● **REQUEST A**
In the Connect-4 project text, what does the project's data consist of?
● **REQUEST B**
Proceed with the Connect-4 project text, picking up after its final sentence.

● **DOCUMENT SECTION**
-- start --
Currently, there are a lot of AI developments especially in gaming. However, some research has pointed to the fact that there is still a lot of room for further advancements. In our project, we aim to create an AI that would beat the user every time in a game of Connect-4. We will accomplish this by creating an efficient Monte Carlo algorithm that is capable of making next play decisions by evaluating positions in the current state of the board and calculating the probability of winning from each position in order to select the optimal move.

# Data

A MCTS is not constructed from analysis of a data set. In is a reinforcement learning algorithm that collects data in the form of observations from the environment through gameplay. As such, our data only consists of simulation results.

# Proposed Solution

Essentially, the question we want to answer is: how can we make an AI bot that can learn the best way to win a Connect-4 match?
-- end --
● **GIVEN DATA**
-- start --
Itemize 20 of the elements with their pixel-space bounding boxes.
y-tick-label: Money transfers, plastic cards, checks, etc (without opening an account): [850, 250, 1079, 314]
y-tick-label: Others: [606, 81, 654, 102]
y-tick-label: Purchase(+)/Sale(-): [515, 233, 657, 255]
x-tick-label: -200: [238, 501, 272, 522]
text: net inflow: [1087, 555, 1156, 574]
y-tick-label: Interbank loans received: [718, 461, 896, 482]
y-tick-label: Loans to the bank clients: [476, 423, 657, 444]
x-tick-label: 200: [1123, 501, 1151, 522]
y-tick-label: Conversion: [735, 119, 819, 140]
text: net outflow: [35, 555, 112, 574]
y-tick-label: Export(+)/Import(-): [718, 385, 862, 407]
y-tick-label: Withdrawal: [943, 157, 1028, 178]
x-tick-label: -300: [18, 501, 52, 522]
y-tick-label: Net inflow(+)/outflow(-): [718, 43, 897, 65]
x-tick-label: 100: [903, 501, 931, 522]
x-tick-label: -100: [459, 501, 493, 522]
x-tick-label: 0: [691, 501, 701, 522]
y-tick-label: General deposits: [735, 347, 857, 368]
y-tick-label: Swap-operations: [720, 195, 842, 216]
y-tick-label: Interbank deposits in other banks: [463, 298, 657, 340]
-- end --
● **TASK RESULT A**
Only simulation results.

● **TASK RESULT B**
When making an AI that can play Connect-4, what is needed is essentially a 6x7 grid board and a function that can select a randomized column choice of 1-6 to fill the space in the game board. The problem with this, is that it will always be random and the AI won't learn anything which means that it may not get better at playing over time. We propose to have the AI learn through reinforcement learning. In reinforcement learning, the agent (model), interacts with an environment and receives feedback about the outcome which is used to train the model to make optimized decisions. In order to accomplish this, we will implement a MCTS algorithm and then test, train, and evaluate it using Kaggle's ConnectX environment. The ConnectX environment provides a Connect4 simulation along with 2 built in AIs. One ai implements a simple random choice of moves and the other implements a min-max algorithm. The environment also contains variables which hold information about the game such as the state of the board, allotted time to make moves, and other configurable parameters such as number of rows or columns. We will be using the traditional number of rows and columns, 6 and 7, respectively. The Monte Carlo Tree Search consists of the following steps:

**Selection**: In this step, the tree will construct a path from the root to the most promising node. It then uses the Upper Confidence Bound for Trees (UCT) formula. The Upper Confidence Bound for Trees (UCT) is a formula
which balances the exploration/exploitation trade off. Exploration is exploring moves which may possibly be good and exploitation is selecting moves with the
highest chance of winning, while this may seem to be the best idea, lack of exploration may lead to missing really good moves. Exploitation follows a depth first search pattern by traversing trees to greater depths on each branch, and exploration follows a breadth first search pattern by visiting more branches but traversing less paths. The formula contains a variable metric c which is used to increase or decrease the level of exploration.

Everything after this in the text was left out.